## BEGIN Exercise data

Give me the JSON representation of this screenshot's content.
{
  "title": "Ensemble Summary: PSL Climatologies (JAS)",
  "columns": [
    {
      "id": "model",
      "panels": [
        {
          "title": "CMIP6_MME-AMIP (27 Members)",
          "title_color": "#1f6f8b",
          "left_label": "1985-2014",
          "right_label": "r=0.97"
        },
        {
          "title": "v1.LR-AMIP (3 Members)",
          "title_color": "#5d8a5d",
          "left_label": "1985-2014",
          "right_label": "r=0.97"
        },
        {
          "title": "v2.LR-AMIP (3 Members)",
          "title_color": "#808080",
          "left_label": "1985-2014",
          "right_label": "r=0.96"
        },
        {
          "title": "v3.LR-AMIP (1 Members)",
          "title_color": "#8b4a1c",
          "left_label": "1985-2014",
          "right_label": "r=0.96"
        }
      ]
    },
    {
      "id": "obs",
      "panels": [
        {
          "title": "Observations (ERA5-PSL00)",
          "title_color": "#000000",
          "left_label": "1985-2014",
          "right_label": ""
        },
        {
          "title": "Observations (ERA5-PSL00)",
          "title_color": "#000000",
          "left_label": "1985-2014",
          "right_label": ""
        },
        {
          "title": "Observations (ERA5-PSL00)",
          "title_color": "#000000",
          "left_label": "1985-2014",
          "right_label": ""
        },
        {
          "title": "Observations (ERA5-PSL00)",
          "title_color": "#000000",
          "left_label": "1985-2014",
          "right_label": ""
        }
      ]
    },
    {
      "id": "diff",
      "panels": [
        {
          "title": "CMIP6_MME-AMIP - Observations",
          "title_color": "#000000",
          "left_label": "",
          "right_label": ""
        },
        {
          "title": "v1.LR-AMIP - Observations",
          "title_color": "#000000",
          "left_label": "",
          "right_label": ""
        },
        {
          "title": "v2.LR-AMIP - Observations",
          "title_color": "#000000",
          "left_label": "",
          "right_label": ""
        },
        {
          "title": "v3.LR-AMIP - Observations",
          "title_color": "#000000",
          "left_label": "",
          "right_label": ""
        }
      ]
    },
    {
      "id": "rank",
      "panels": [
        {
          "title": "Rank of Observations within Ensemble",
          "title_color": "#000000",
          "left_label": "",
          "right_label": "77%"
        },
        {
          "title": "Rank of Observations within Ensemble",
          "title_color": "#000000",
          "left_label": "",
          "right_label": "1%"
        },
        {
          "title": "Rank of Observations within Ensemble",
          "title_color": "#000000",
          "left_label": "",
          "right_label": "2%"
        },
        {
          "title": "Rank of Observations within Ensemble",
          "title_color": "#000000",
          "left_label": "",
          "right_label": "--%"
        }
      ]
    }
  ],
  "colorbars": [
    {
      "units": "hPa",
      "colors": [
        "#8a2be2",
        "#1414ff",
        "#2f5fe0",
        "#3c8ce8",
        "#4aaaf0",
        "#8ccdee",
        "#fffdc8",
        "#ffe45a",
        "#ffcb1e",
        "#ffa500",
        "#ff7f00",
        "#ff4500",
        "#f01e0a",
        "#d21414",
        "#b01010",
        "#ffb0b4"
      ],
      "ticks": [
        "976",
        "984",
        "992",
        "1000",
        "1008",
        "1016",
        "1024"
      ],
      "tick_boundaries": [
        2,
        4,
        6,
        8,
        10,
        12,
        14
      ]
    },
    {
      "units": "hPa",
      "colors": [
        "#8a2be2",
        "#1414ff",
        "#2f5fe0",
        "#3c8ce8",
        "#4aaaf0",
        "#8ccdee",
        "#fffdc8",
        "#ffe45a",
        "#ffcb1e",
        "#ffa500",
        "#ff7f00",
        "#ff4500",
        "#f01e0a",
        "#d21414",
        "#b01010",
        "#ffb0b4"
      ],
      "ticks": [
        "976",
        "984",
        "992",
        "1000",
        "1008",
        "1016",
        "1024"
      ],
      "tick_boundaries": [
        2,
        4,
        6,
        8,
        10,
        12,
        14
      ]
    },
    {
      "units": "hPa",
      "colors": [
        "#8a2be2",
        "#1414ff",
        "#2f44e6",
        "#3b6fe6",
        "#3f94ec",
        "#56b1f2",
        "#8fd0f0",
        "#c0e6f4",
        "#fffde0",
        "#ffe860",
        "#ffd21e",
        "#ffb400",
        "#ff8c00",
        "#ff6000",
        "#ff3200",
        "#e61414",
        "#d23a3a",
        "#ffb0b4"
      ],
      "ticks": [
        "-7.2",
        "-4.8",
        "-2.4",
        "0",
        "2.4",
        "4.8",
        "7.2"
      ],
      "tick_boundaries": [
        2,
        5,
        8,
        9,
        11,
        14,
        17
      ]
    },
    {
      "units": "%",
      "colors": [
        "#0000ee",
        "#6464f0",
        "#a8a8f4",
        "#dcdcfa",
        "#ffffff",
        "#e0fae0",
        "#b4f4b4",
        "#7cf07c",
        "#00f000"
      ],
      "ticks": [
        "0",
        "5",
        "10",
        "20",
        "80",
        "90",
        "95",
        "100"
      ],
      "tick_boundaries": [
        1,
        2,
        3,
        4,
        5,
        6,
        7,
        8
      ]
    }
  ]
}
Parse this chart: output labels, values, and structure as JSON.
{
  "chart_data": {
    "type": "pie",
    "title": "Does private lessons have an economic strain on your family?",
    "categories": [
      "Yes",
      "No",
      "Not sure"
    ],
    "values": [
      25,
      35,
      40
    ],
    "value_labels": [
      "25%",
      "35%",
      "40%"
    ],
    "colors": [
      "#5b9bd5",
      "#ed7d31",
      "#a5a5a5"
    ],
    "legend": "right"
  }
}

## END Exercise data

▶ [Problem to solve] Copy out each record from above, exactly.

▶ [Solution for this problem]
Give me the JSON representation of this screenshot's content.
{
  "title": "Ensemble Summary: PSL Climatologies (JAS)",
  "columns": [
    {
      "id": "model",
      "panels": [
        {
          "title": "CMIP6_MME-AMIP (27 Members)",
          "title_color": "#1f6f8b",
          "left_label": "1985-2014",
          "right_label": "r=0.97"
        },
        {
          "title": "v1.LR-AMIP (3 Members)",
          "title_color": "#5d8a5d",
          "left_label": "1985-2014",
          "right_label": "r=0.97"
        },
        {
          "title": "v2.LR-AMIP (3 Members)",
          "title_color": "#808080",
          "left_label": "1985-2014",
          "right_label": "r=0.96"
        },
        {
          "title": "v3.LR-AMIP (1 Members)",
          "title_color": "#8b4a1c",
          "left_label": "1985-2014",
          "right_label": "r=0.96"
        }
      ]
    },
    {
      "id": "obs",
      "panels": [
        {
          "title": "Observations (ERA5-PSL00)",
          "title_color": "#000000",
          "left_label": "1985-2014",
          "right_label": ""
        },
        {
          "title": "Observations (ERA5-PSL00)",
          "title_color": "#000000",
          "left_label": "1985-2014",
          "right_label": ""
        },
        {
          "title": "Observations (ERA5-PSL00)",
          "title_color": "#000000",
          "left_label": "1985-2014",
          "right_label": ""
        },
        {
          "title": "Observations (ERA5-PSL00)",
          "title_color": "#000000",
          "left_label": "1985-2014",
          "right_label": ""
        }
      ]
    },
    {
      "id": "diff",
      "panels": [
        {
          "title": "CMIP6_MME-AMIP - Observations",
          "title_color": "#000000",
          "left_label": "",
          "right_label": ""
        },
        {
          "title": "v1.LR-AMIP - Observations",
          "title_color": "#000000",
          "left_label": "",
          "right_label": ""
        },
        {
          "title": "v2.LR-AMIP - Observations",
          "title_color": "#000000",
          "left_label": "",
          "right_label": ""
        },
        {
          "title": "v3.LR-AMIP - Observations",
          "title_color": "#000000",
          "left_label": "",
          "right_label": ""
        }
      ]
    },
    {
      "id": "rank",
      "panels": [
        {
          "title": "Rank of Observations within Ensemble",
          "title_color": "#000000",
          "left_label": "",
          "right_label": "77%"
        },
        {
          "title": "Rank of Observations within Ensemble",
          "title_color": "#000000",
          "left_label": "",
          "right_label": "1%"
        },
        {
          "title": "Rank of Observations within Ensemble",
          "title_color": "#000000",
          "left_label": "",
          "right_label": "2%"
        },
        {
          "title": "Rank of Observations within Ensemble",
          "title_color": "#000000",
          "left_label": "",
          "right_label": "--%"
        }
      ]
    }
  ],
  "colorbars": [
    {
      "units": "hPa",
      "colors": [
        "#8a2be2",
        "#1414ff",
        "#2f5fe0",
        "#3c8ce8",
        "#4aaaf0",
        "#8ccdee",
        "#fffdc8",
        "#ffe45a",
        "#ffcb1e",
        "#ffa500",
        "#ff7f00",
        "#ff4500",
        "#f01e0a",
        "#d21414",
        "#b01010",
        "#ffb0b4"
      ],
      "ticks": [
        "976",
        "984",
        "992",
        "1000",
        "1008",
        "1016",
        "1024"
      ],
      "tick_boundaries": [
        2,
        4,
        6,
        8,
        10,
        12,
        14
      ]
    },
    {
      "units": "hPa",
      "colors": [
        "#8a2be2",
        "#1414ff",
        "#2f5fe0",
        "#3c8ce8",
        "#4aaaf0",
        "#8ccdee",
        "#fffdc8",
        "#ffe45a",
        "#ffcb1e",
        "#ffa500",
        "#ff7f00",
        "#ff4500",
        "#f01e0a",
        "#d21414",
        "#b01010",
        "#ffb0b4"
      ],
      "ticks": [
        "976",
        "984",
        "992",
        "1000",
        "1008",
        "1016",
        "1024"
      ],
      "tick_boundaries": [
        2,
        4,
        6,
        8,
        10,
        12,
        14
      ]
    },
    {
      "units": "hPa",
      "colors": [
        "#8a2be2",
        "#1414ff",
        "#2f44e6",
        "#3b6fe6",
        "#3f94ec",
        "#56b1f2",
        "#8fd0f0",
        "#c0e6f4",
        "#fffde0",
        "#ffe860",
        "#ffd21e",
        "#ffb400",
        "#ff8c00",
        "#ff6000",
        "#ff3200",
        "#e61414",
        "#d23a3a",
        "#ffb0b4"
      ],
      "ticks": [
        "-7.2",
        "-4.8",
        "-2.4",
        "0",
        "2.4",
        "4.8",
        "7.2"
      ],
      "tick_boundaries": [
        2,
        5,
        8,
        9,
        11,
        14,
        17
      ]
    },
    {
      "units": "%",
      "colors": [
        "#0000ee",
        "#6464f0",
        "#a8a8f4",
        "#dcdcfa",
        "#ffffff",
        "#e0fae0",
        "#b4f4b4",
        "#7cf07c",
        "#00f000"
      ],
      "ticks": [
        "0",
        "5",
        "10",
        "20",
        "80",
        "90",
        "95",
        "100"
      ],
      "tick_boundaries": [
        1,
        2,
        3,
        4,
        5,
        6,
        7,
        8
      ]
    }
  ]
}
Parse this chart: output labels, values, and structure as JSON.
{
  "chart_data": {
    "type": "pie",
    "title": "Does private lessons have an economic strain on your family?",
    "categories": [
      "Yes",
      "No",
      "Not sure"
    ],
    "values": [
      25,
      35,
      40
    ],
    "value_labels": [
      "25%",
      "35%",
      "40%"
    ],
    "colors": [
      "#5b9bd5",
      "#ed7d31",
      "#a5a5a5"
    ],
    "legend": "right"
  }
}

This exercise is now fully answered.